Objective: Every line of the material that follows must be printed again exactly.

Task input:

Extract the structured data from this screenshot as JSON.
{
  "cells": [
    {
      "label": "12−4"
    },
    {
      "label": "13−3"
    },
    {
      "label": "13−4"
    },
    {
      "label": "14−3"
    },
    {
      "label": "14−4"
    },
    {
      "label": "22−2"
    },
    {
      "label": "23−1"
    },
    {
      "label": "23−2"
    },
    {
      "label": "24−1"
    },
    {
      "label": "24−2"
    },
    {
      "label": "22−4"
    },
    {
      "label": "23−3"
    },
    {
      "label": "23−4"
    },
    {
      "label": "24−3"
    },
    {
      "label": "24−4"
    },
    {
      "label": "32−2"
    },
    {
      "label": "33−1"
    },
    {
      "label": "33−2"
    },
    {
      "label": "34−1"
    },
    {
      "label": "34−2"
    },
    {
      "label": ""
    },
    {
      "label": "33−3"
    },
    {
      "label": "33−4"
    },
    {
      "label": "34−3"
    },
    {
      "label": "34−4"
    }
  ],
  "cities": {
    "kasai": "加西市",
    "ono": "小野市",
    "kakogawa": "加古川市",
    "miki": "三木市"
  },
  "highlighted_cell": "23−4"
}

Output below:
Extract the structured data from this screenshot as JSON.
{
  "cells": [
    {
      "label": "12−4"
    },
    {
      "label": "13−3"
    },
    {
      "label": "13−4"
    },
    {
      "label": "14−3"
    },
    {
      "label": "14−4"
    },
    {
      "label": "22−2"
    },
    {
      "label": "23−1"
    },
    {
      "label": "23−2"
    },
    {
      "label": "24−1"
    },
    {
      "label": "24−2"
    },
    {
      "label": "22−4"
    },
    {
      "label": "23−3"
    },
    {
      "label": "23−4"
    },
    {
      "label": "24−3"
    },
    {
      "label": "24−4"
    },
    {
      "label": "32−2"
    },
    {
      "label": "33−1"
    },
    {
      "label": "33−2"
    },
    {
      "label": "34−1"
    },
    {
      "label": "34−2"
    },
    {
      "label": ""
    },
    {
      "label": "33−3"
    },
    {
      "label": "33−4"
    },
    {
      "label": "34−3"
    },
    {
      "label": "34−4"
    }
  ],
  "cities": {
    "kasai": "加西市",
    "ono": "小野市",
    "kakogawa": "加古川市",
    "miki": "三木市"
  },
  "highlighted_cell": "23−4"
}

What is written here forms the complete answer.